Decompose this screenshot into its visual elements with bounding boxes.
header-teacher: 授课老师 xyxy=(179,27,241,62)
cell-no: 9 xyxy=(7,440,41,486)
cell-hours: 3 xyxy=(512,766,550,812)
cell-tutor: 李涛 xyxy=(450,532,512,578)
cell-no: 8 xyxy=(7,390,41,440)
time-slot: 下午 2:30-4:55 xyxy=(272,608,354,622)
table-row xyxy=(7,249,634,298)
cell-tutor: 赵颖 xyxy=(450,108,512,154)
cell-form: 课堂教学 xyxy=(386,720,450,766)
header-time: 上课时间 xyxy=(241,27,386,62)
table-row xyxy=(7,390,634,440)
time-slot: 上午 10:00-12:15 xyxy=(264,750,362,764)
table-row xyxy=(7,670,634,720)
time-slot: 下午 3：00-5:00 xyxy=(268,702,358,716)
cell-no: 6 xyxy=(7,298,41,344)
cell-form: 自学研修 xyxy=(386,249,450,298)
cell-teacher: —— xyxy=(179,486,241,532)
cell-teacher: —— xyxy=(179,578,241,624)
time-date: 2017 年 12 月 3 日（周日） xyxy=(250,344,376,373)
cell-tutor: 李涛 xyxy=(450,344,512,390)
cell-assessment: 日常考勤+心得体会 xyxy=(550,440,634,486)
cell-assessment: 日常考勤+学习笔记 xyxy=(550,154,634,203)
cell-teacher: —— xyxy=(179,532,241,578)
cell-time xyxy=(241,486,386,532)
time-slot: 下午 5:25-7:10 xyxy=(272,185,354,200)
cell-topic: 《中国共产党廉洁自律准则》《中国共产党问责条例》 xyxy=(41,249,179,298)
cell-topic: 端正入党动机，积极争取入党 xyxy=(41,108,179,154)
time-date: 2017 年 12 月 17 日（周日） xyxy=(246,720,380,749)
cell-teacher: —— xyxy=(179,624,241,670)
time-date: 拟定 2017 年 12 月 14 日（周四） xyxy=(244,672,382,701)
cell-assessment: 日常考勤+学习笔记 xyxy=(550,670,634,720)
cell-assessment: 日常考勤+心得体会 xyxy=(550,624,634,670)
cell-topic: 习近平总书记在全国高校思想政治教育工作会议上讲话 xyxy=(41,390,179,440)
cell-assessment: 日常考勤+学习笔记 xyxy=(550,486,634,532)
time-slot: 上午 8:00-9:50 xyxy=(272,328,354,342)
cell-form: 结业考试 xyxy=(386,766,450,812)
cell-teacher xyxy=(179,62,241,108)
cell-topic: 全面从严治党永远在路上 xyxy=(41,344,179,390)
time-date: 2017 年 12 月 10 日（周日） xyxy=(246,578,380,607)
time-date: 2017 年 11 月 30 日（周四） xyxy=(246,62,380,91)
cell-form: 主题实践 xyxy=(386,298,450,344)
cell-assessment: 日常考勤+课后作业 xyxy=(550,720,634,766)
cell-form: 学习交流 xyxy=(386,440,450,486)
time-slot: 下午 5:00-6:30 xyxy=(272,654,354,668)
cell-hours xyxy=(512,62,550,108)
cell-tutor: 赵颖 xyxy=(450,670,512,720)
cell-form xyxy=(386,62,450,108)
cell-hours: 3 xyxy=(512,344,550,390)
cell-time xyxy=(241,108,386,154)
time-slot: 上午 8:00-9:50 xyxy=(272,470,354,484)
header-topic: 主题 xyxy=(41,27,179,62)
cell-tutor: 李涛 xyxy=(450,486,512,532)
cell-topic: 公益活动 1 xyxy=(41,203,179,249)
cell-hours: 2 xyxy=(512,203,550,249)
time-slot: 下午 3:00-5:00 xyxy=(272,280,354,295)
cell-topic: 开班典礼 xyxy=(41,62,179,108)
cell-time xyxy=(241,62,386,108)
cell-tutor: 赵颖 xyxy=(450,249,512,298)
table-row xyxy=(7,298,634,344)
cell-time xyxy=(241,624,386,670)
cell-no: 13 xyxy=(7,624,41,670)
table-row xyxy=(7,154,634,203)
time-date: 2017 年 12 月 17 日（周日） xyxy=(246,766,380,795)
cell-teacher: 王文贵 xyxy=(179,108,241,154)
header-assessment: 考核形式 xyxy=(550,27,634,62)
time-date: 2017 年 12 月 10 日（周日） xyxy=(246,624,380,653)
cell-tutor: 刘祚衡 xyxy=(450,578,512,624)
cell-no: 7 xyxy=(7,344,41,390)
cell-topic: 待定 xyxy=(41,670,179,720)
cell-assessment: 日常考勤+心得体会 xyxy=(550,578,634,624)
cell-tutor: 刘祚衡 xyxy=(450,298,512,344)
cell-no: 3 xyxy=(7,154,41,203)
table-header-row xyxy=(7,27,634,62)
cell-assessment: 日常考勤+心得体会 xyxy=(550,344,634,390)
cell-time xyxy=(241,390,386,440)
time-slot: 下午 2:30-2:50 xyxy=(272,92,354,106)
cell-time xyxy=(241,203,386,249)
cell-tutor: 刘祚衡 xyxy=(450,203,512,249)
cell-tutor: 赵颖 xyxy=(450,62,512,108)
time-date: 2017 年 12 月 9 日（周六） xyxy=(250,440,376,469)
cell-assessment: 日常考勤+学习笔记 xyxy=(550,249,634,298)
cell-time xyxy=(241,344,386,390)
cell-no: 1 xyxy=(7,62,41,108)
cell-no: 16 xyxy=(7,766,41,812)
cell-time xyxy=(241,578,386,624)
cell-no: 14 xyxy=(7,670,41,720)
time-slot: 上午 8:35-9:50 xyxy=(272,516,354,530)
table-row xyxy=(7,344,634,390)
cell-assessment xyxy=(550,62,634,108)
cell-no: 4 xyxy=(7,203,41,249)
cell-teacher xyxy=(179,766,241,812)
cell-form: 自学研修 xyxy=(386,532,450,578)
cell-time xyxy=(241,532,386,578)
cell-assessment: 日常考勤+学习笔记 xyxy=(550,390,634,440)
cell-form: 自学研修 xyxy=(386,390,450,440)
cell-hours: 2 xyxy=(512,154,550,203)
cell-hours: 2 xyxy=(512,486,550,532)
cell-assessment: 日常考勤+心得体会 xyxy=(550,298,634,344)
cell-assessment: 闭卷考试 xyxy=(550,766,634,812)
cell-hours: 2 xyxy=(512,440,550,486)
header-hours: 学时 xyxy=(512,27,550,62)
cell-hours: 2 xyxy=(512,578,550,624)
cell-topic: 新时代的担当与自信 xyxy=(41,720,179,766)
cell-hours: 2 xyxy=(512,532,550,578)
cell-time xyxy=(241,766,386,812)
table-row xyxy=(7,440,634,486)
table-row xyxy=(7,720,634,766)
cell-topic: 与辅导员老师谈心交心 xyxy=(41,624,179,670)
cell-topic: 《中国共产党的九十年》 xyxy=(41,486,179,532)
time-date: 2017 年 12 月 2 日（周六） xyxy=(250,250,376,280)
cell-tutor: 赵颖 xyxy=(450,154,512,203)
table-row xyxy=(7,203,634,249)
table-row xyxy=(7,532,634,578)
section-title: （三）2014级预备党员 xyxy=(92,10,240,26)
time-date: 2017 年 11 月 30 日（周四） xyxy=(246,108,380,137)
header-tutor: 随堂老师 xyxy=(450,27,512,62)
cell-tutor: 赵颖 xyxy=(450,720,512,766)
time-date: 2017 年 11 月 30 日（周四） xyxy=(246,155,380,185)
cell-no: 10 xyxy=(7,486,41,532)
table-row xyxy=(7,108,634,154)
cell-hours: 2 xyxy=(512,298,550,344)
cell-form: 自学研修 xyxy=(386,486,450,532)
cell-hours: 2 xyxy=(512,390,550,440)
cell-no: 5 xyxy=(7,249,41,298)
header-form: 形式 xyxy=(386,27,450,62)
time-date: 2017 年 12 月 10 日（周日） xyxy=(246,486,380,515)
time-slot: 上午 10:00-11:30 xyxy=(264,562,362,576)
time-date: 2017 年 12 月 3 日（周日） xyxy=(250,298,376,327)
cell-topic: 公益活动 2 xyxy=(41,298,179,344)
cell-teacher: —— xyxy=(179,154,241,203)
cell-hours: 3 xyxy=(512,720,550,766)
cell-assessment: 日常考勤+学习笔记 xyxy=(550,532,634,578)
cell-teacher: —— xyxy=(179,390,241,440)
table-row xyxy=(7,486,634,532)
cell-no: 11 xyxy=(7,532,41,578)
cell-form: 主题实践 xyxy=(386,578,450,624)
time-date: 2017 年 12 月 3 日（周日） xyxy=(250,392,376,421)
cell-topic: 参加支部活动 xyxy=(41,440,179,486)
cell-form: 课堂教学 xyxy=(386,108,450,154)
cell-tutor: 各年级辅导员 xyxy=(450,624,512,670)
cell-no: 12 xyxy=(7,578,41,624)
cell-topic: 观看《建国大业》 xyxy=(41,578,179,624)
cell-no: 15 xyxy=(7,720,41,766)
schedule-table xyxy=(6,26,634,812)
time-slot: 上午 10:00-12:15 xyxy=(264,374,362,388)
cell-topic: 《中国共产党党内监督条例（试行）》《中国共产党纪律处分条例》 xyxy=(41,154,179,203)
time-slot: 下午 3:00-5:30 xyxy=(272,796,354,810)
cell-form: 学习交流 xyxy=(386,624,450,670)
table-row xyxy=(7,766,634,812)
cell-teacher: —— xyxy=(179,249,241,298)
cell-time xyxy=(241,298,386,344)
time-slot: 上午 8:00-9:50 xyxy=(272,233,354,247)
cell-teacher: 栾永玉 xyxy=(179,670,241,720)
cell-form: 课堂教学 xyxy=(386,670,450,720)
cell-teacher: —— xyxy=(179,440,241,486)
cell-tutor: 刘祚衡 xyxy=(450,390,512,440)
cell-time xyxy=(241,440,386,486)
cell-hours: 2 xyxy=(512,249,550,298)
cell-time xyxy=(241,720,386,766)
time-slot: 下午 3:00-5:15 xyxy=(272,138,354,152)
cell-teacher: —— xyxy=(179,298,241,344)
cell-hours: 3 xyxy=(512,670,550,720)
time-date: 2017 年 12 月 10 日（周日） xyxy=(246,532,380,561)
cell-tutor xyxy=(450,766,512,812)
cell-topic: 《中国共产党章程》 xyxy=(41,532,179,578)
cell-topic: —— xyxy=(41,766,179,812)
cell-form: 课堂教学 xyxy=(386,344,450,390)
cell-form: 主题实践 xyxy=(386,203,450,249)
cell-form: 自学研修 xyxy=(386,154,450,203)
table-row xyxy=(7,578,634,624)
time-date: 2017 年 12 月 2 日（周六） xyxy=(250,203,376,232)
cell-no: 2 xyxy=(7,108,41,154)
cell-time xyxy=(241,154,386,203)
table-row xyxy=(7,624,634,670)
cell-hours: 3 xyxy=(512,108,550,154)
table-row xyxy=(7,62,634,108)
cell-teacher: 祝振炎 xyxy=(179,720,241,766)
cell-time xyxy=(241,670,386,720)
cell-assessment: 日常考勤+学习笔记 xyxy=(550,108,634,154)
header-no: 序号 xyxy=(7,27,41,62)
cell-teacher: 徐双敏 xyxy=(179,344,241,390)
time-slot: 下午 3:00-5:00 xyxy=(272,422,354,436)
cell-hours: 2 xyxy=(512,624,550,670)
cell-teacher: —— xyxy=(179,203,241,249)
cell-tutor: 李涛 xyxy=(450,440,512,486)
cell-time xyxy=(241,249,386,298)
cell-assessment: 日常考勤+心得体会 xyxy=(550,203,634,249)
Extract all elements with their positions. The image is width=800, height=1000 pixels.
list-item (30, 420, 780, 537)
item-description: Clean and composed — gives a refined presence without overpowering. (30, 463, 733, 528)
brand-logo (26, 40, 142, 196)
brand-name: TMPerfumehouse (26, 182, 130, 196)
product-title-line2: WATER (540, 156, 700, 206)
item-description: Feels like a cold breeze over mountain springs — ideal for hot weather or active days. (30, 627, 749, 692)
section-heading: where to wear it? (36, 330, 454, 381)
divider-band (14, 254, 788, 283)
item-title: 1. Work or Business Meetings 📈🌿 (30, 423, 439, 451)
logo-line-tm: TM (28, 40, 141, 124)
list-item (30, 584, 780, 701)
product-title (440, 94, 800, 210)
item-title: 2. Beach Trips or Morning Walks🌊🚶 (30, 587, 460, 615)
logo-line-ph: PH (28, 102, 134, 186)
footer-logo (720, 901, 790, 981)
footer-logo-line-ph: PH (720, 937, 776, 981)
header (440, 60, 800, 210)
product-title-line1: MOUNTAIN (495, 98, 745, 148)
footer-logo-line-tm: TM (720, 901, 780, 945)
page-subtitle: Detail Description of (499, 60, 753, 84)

● ● ● ● ● ● ●

WRITTEN PROBLEM
Convert the lines above into a Markdown table with the columns "Row" and "Line," leaving out any blank lines. Start at the first line of the records and end after the line that contains "time-date: 拟定 2017".

OUTPUT FOR THIS TASK
| Row | Line |
|---|---|
| 1 | Decompose this screenshot into its visual elements with bounding boxes. |
| 2 | header-teacher: 授课老师 xyxy=(179,27,241,62) |
| 3 | cell-no: 9 xyxy=(7,440,41,486) |
| 4 | cell-hours: 3 xyxy=(512,766,550,812) |
| 5 | cell-tutor: 李涛 xyxy=(450,532,512,578) |
| 6 | cell-no: 8 xyxy=(7,390,41,440) |
| 7 | time-slot: 下午 2:30-4:55 xyxy=(272,608,354,622) |
| 8 | table-row xyxy=(7,249,634,298) |
| 9 | cell-tutor: 赵颖 xyxy=(450,108,512,154) |
| 10 | cell-form: 课堂教学 xyxy=(386,720,450,766) |
| 11 | header-time: 上课时间 xyxy=(241,27,386,62) |
| 12 | table-row xyxy=(7,390,634,440) |
| 13 | time-slot: 上午 10:00-12:15 xyxy=(264,750,362,764) |
| 14 | table-row xyxy=(7,670,634,720) |
| 15 | time-slot: 下午 3：00-5:00 xyxy=(268,702,358,716) |
| 16 | cell-no: 6 xyxy=(7,298,41,344) |
| 17 | cell-form: 自学研修 xyxy=(386,249,450,298) |
| 18 | cell-teacher: —— xyxy=(179,486,241,532) |
| 19 | cell-teacher: —— xyxy=(179,578,241,624) |
| 20 | time-date: 2017 年 12 月 3 日（周日） xyxy=(250,344,376,373) |
| 21 | cell-tutor: 李涛 xyxy=(450,344,512,390) |
| 22 | cell-assessment: 日常考勤+心得体会 xyxy=(550,440,634,486) |
| 23 | cell-assessment: 日常考勤+学习笔记 xyxy=(550,154,634,203) |
| 24 | cell-teacher: —— xyxy=(179,532,241,578) |
| 25 | cell-time xyxy=(241,486,386,532) |
| 26 | time-slot: 下午 5:25-7:10 xyxy=(272,185,354,200) |
| 27 | cell-topic: 《中国共产党廉洁自律准则》《中国共产党问责条例》 xyxy=(41,249,179,298) |
| 28 | cell-topic: 端正入党动机，积极争取入党 xyxy=(41,108,179,154) |
| 29 | time-date: 2017 年 12 月 17 日（周日） xyxy=(246,720,380,749) |
| 30 | cell-teacher: —— xyxy=(179,624,241,670) |
| 31 | time-date: 拟定 2017 年 12 月 14 日（周四） xyxy=(244,672,382,701) |